↓↓↓

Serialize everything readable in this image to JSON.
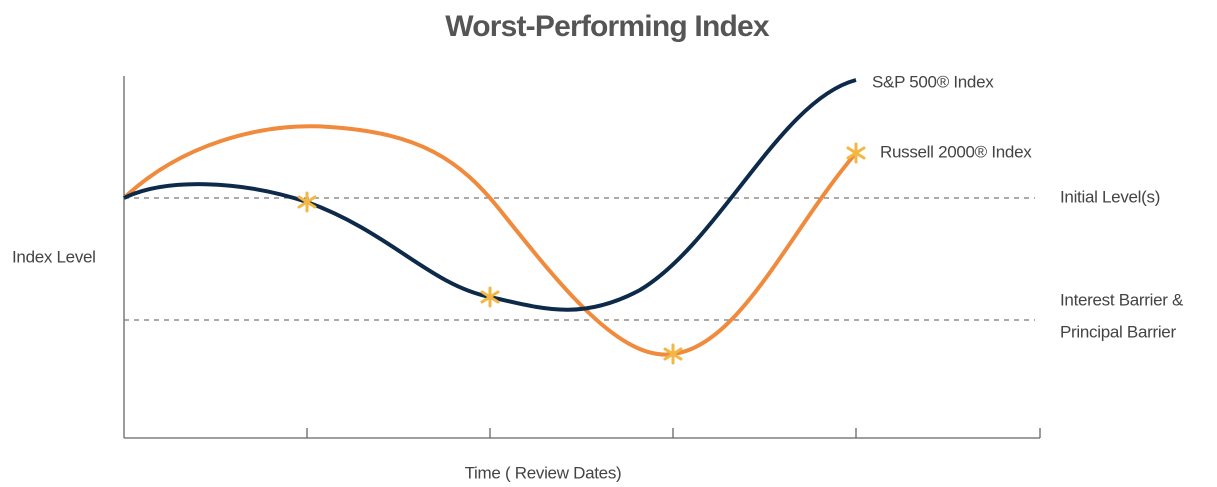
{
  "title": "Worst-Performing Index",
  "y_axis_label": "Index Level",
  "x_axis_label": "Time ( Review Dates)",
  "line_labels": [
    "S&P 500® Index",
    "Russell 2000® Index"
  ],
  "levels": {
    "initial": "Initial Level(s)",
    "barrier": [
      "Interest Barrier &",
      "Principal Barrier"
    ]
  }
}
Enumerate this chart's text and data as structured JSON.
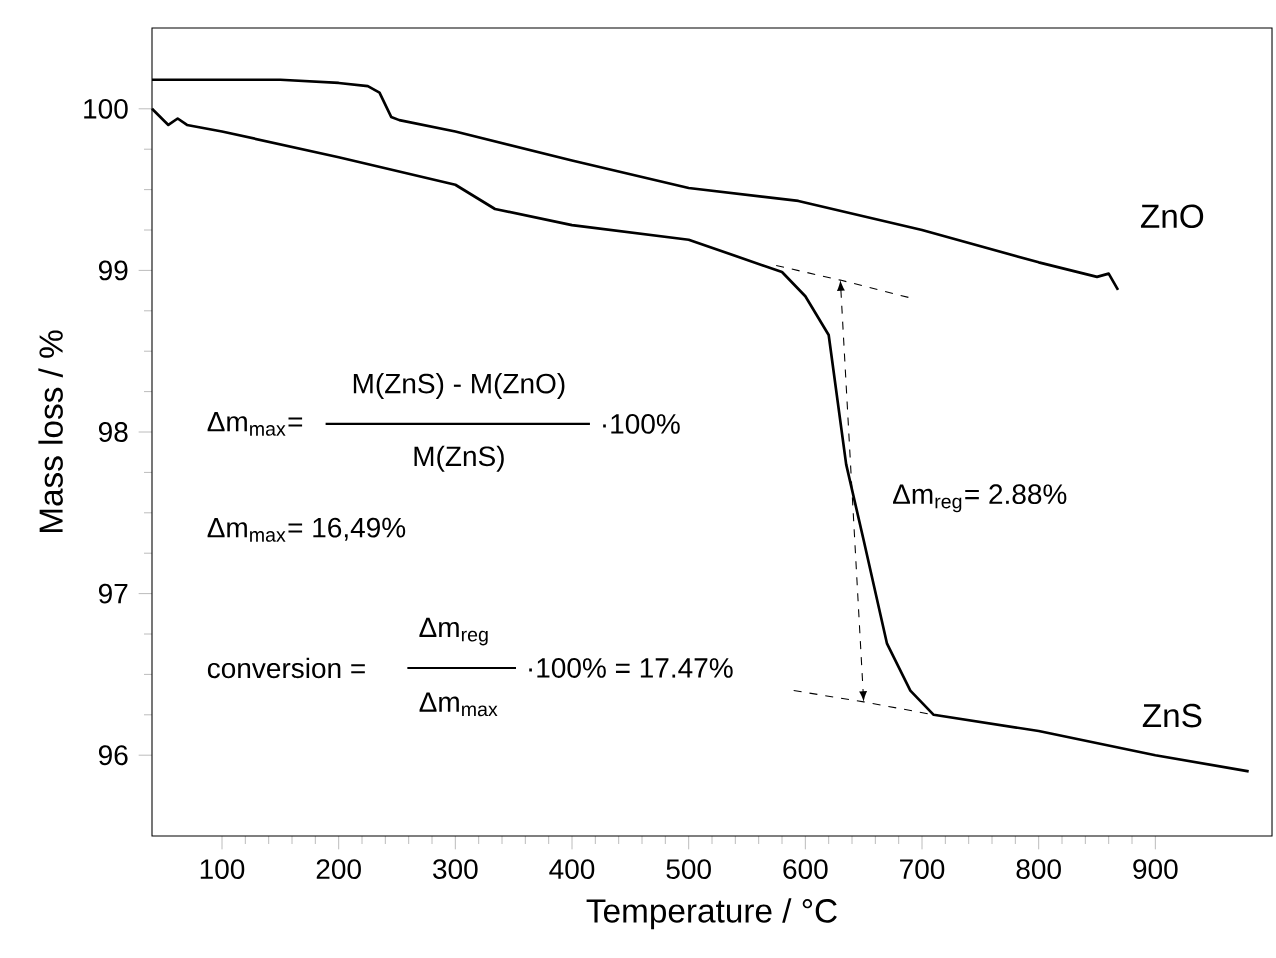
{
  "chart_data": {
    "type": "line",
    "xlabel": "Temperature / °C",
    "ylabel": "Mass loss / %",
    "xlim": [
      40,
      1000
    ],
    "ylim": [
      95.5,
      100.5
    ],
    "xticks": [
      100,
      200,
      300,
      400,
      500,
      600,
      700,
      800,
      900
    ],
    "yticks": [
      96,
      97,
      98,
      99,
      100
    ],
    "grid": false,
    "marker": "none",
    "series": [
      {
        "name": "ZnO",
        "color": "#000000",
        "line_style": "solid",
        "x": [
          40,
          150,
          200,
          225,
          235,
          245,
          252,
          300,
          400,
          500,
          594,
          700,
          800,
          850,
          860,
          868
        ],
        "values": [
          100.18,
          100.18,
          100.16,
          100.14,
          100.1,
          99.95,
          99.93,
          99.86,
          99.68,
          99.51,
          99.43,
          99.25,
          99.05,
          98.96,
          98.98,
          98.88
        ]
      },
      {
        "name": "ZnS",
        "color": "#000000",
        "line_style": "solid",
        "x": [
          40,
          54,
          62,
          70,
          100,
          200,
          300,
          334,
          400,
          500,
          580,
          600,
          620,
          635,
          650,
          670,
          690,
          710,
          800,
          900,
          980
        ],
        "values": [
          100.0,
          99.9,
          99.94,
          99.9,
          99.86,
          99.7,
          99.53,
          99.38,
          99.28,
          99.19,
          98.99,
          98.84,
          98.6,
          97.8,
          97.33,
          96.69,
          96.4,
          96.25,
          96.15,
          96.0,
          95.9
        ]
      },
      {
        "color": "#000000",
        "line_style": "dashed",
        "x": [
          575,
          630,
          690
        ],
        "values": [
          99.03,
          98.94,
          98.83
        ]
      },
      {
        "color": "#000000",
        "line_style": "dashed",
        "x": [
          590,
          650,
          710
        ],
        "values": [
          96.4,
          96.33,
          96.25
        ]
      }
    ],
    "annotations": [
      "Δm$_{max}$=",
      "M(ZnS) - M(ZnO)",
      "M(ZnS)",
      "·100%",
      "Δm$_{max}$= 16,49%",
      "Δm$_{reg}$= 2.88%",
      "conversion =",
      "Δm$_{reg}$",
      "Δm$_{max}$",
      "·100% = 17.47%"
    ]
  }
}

↑↑↑

*The problem:*
Leave out the pictures and copy the rest of the material above exactly.

*Written answer:*
Serialize everything readable in this image to JSON.
{
  "title": "Worst-Performing Index",
  "y_axis_label": "Index Level",
  "x_axis_label": "Time ( Review Dates)",
  "line_labels": [
    "S&P 500® Index",
    "Russell 2000® Index"
  ],
  "levels": {
    "initial": "Initial Level(s)",
    "barrier": [
      "Interest Barrier &",
      "Principal Barrier"
    ]
  }
}
Enumerate this chart's text and data as structured JSON.
{
  "chart_data": {
    "type": "line",
    "xlabel": "Temperature / °C",
    "ylabel": "Mass loss / %",
    "xlim": [
      40,
      1000
    ],
    "ylim": [
      95.5,
      100.5
    ],
    "xticks": [
      100,
      200,
      300,
      400,
      500,
      600,
      700,
      800,
      900
    ],
    "yticks": [
      96,
      97,
      98,
      99,
      100
    ],
    "grid": false,
    "marker": "none",
    "series": [
      {
        "name": "ZnO",
        "color": "#000000",
        "line_style": "solid",
        "x": [
          40,
          150,
          200,
          225,
          235,
          245,
          252,
          300,
          400,
          500,
          594,
          700,
          800,
          850,
          860,
          868
        ],
        "values": [
          100.18,
          100.18,
          100.16,
          100.14,
          100.1,
          99.95,
          99.93,
          99.86,
          99.68,
          99.51,
          99.43,
          99.25,
          99.05,
          98.96,
          98.98,
          98.88
        ]
      },
      {
        "name": "ZnS",
        "color": "#000000",
        "line_style": "solid",
        "x": [
          40,
          54,
          62,
          70,
          100,
          200,
          300,
          334,
          400,
          500,
          580,
          600,
          620,
          635,
          650,
          670,
          690,
          710,
          800,
          900,
          980
        ],
        "values": [
          100.0,
          99.9,
          99.94,
          99.9,
          99.86,
          99.7,
          99.53,
          99.38,
          99.28,
          99.19,
          98.99,
          98.84,
          98.6,
          97.8,
          97.33,
          96.69,
          96.4,
          96.25,
          96.15,
          96.0,
          95.9
        ]
      },
      {
        "color": "#000000",
        "line_style": "dashed",
        "x": [
          575,
          630,
          690
        ],
        "values": [
          99.03,
          98.94,
          98.83
        ]
      },
      {
        "color": "#000000",
        "line_style": "dashed",
        "x": [
          590,
          650,
          710
        ],
        "values": [
          96.4,
          96.33,
          96.25
        ]
      }
    ],
    "annotations": [
      "Δm$_{max}$=",
      "M(ZnS) - M(ZnO)",
      "M(ZnS)",
      "·100%",
      "Δm$_{max}$= 16,49%",
      "Δm$_{reg}$= 2.88%",
      "conversion =",
      "Δm$_{reg}$",
      "Δm$_{max}$",
      "·100% = 17.47%"
    ]
  }
}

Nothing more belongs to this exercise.